Data extracted from a collection
○ ○ ○

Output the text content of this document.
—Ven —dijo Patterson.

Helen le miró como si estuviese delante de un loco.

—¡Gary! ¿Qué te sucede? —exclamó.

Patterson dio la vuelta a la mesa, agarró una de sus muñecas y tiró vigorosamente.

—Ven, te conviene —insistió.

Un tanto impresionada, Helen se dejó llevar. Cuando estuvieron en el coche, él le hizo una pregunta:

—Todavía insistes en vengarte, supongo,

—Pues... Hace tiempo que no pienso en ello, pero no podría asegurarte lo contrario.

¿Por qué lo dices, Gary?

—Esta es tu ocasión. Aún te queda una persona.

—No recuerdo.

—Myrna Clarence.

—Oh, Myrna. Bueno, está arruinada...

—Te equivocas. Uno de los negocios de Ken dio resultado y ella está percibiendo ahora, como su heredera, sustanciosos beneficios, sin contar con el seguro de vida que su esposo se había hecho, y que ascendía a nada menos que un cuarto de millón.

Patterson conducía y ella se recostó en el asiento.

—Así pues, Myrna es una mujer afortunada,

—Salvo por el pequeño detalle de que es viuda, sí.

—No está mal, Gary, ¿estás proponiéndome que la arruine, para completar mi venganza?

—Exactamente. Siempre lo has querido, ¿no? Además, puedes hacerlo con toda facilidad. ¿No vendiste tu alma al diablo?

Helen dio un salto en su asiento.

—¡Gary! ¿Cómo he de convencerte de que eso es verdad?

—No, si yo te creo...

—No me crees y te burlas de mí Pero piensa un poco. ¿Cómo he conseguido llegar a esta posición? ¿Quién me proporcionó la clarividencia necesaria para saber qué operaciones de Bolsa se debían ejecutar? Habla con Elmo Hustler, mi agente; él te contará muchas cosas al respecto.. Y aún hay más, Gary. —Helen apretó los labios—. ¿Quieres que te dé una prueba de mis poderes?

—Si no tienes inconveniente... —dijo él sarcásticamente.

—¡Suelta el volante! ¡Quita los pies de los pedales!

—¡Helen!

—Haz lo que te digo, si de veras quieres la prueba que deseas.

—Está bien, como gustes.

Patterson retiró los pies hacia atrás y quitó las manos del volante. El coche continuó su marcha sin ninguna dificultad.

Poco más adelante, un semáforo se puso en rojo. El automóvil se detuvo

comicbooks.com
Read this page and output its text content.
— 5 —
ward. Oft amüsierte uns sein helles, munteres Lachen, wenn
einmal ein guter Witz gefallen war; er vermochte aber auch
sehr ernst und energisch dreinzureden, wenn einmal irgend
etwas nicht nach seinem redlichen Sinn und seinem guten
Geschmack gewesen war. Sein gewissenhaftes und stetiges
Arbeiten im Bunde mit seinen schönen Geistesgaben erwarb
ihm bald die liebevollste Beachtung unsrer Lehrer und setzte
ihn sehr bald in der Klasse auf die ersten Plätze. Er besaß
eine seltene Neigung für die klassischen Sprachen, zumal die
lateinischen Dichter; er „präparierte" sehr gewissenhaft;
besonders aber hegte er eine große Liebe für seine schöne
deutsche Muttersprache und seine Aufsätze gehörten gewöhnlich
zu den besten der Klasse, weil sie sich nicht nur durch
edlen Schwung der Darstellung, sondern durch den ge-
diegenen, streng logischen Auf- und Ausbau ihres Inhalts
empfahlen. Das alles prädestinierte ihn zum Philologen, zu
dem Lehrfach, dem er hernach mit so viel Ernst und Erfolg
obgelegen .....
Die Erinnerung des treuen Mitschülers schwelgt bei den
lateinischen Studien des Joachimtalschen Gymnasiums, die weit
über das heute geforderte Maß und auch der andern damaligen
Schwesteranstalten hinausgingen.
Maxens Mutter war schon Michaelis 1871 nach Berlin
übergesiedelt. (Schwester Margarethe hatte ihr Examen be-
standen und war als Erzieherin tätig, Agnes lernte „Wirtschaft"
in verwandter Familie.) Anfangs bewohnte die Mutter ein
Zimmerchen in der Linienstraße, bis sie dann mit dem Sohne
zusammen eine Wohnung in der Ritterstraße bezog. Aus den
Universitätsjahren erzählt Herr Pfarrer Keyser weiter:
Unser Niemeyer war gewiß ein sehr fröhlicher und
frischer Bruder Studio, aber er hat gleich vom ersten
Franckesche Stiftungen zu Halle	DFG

○ ○ ○

◆ Problem
A single figure is required: the number of lines above in which the word "durch" occurs.

◆ Exercise result
2